SET EXERCISE =>
Read the listing below and copy out every line that holds "Process".

[Dataset items]
——

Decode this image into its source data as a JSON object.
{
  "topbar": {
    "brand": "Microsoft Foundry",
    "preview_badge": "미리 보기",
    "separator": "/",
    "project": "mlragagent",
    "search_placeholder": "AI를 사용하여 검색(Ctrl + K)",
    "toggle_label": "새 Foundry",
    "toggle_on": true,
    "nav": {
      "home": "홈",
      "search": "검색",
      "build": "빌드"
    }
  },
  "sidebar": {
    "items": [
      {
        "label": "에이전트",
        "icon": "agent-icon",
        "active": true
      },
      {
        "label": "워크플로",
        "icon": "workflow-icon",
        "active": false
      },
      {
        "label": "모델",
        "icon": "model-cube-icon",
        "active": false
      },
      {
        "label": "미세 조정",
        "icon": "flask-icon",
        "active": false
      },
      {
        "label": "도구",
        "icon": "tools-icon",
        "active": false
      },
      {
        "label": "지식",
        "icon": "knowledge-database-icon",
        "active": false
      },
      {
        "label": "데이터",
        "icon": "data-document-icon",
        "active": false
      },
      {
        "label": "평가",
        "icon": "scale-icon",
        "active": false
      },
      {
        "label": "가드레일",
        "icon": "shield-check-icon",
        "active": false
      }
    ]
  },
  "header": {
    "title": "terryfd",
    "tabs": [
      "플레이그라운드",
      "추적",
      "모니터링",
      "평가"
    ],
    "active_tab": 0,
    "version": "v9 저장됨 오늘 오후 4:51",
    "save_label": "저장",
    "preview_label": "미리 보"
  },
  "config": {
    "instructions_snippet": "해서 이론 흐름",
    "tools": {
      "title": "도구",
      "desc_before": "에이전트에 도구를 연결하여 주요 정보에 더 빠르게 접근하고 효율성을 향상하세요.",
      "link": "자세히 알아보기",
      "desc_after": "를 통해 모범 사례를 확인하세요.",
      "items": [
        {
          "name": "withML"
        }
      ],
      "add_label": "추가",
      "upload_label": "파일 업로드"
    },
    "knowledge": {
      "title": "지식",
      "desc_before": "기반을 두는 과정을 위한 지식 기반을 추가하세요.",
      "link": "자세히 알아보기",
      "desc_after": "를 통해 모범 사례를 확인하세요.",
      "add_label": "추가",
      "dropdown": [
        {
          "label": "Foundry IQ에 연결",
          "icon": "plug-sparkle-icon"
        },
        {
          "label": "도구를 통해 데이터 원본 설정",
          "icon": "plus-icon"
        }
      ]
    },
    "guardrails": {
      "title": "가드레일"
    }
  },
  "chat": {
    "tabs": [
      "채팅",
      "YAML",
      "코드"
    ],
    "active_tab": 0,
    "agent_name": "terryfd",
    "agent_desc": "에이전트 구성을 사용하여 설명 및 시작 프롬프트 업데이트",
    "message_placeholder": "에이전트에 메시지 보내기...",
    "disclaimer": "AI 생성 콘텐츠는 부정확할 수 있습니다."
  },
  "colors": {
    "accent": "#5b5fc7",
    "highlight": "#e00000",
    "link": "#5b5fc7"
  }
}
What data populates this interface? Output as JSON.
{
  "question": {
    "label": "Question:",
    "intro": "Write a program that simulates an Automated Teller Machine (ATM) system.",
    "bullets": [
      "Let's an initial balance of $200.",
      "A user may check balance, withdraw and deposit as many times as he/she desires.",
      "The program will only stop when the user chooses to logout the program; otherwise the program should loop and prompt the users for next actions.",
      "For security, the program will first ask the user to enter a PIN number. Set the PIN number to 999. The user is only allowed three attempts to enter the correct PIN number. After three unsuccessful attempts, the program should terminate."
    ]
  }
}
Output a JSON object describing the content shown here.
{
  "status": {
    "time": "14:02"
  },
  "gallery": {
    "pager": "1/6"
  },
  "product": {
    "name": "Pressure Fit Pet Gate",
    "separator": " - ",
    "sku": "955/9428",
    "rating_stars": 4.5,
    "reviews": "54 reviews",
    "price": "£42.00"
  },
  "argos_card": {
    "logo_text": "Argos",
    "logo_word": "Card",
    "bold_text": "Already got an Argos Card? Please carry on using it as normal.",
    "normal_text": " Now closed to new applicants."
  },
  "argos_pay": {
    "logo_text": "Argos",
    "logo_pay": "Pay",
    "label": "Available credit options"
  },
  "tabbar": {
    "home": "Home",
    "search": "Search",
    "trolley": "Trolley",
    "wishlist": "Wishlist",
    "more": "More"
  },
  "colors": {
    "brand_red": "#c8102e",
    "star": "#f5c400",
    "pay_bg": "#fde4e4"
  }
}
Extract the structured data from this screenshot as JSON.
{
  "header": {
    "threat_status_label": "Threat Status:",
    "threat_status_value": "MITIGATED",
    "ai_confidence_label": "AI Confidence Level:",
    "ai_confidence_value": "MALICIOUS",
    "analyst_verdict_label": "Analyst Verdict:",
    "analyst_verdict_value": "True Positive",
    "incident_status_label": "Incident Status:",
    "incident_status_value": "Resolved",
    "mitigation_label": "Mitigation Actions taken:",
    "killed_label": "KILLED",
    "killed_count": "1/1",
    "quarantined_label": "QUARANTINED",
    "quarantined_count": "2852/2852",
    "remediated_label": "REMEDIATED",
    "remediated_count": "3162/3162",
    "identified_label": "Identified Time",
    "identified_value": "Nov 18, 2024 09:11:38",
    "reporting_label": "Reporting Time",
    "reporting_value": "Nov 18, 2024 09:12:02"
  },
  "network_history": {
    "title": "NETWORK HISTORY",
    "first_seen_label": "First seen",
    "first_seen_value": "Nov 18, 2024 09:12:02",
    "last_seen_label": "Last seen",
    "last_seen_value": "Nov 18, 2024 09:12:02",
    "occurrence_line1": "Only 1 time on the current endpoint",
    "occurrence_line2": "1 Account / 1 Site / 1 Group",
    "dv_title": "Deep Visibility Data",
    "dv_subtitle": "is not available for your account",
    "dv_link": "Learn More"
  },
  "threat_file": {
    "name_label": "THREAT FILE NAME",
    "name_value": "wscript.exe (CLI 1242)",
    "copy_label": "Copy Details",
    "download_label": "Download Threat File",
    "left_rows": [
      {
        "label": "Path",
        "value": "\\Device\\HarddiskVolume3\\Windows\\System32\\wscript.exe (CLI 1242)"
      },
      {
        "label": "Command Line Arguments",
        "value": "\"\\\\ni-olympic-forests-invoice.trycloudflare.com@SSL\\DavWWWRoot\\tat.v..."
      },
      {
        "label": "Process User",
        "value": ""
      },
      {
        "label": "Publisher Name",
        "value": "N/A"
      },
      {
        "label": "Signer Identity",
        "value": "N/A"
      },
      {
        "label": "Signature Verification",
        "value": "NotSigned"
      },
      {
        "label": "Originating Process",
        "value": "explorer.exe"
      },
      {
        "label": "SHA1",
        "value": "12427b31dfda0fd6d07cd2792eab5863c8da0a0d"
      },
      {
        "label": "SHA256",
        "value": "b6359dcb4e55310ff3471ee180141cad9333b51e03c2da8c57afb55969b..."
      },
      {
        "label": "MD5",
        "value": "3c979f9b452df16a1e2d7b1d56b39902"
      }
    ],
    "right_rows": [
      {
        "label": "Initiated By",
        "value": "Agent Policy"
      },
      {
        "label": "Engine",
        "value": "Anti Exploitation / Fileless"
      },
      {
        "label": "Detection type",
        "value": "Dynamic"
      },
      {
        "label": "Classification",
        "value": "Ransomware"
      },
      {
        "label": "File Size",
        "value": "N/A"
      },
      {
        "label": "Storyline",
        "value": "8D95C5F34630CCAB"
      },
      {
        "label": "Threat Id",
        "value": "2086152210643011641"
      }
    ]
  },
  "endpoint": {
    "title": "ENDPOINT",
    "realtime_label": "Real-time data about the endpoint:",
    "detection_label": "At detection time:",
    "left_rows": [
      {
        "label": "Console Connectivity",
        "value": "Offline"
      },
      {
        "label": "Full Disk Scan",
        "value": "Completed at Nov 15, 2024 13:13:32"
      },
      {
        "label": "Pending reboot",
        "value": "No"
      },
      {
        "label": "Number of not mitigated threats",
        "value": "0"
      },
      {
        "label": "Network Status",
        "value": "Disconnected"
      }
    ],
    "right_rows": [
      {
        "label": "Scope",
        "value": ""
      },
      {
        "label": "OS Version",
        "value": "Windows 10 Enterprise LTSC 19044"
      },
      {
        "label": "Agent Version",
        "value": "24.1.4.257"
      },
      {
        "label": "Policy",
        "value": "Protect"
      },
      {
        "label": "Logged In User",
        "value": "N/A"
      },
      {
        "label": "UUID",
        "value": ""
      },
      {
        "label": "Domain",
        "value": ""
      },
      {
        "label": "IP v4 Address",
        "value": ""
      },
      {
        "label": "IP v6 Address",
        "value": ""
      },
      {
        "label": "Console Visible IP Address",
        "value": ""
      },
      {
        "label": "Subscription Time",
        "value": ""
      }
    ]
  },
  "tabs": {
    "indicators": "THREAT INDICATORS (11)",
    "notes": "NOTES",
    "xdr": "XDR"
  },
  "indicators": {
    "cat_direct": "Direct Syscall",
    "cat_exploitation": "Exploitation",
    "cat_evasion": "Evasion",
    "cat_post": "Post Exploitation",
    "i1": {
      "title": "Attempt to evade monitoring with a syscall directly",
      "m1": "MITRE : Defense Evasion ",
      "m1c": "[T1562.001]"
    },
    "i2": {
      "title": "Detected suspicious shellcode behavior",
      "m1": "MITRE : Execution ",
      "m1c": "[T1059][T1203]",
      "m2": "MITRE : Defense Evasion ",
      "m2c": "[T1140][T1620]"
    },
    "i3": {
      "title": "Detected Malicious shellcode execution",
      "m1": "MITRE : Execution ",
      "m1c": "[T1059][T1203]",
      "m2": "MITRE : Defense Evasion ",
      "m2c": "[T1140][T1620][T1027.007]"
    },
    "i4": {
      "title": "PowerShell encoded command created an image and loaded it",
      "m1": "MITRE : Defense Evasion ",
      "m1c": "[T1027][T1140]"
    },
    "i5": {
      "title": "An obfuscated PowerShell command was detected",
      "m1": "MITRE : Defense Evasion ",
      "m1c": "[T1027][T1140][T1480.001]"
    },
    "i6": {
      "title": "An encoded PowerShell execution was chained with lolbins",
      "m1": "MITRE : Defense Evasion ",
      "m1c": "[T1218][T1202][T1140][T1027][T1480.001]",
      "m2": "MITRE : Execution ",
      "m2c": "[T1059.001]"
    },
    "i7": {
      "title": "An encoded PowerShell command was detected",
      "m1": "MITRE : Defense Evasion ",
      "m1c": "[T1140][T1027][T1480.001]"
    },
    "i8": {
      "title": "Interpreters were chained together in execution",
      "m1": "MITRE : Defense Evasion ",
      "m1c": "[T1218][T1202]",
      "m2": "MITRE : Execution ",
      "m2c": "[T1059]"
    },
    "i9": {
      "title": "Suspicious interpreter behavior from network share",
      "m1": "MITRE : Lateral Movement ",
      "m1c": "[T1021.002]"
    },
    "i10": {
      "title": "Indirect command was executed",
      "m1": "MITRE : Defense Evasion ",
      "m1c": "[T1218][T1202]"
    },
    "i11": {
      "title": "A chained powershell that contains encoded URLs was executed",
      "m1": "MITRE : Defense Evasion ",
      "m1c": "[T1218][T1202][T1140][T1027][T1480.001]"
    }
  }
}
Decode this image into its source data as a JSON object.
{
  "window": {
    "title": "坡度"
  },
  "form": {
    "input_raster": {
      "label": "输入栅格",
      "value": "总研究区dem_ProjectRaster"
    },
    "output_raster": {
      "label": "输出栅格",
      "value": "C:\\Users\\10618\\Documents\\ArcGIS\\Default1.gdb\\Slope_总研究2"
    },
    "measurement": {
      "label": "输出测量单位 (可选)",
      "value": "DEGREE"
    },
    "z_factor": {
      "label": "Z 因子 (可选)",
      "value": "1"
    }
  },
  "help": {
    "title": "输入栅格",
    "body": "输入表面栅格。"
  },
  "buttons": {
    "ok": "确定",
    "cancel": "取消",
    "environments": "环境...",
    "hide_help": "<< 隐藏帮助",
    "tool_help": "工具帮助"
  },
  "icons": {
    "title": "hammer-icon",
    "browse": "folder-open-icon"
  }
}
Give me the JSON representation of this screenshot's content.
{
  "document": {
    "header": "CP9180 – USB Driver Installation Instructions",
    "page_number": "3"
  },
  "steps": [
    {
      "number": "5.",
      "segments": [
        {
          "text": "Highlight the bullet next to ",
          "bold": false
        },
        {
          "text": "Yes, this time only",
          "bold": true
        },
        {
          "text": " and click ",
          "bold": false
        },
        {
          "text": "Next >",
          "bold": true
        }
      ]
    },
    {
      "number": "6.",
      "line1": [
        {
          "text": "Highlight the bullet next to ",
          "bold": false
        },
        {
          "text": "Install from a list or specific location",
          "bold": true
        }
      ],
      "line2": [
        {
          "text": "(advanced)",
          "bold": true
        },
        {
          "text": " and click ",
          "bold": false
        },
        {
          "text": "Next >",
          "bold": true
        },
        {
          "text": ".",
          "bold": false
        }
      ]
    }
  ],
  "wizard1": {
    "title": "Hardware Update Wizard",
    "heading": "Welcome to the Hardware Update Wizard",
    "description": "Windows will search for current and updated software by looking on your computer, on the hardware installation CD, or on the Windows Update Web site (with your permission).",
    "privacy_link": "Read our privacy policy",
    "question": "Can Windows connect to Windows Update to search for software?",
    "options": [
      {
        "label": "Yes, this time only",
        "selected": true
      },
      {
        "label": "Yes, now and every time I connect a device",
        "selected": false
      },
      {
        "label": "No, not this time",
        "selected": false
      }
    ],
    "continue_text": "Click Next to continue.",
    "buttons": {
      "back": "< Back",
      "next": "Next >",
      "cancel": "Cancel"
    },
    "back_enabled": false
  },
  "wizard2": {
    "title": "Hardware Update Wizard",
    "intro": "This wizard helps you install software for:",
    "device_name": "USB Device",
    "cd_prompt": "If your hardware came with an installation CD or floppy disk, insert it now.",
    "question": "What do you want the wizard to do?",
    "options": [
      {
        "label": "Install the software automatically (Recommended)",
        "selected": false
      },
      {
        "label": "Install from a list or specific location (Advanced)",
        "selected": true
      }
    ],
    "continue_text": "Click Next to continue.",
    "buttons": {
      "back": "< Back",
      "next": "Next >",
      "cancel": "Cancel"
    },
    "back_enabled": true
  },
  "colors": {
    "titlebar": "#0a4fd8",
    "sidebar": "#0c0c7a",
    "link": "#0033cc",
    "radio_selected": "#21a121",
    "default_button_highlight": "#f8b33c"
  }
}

——

ANSWER TO THE PROBLEM =>
        "label": "Process User",
        "label": "Originating Process",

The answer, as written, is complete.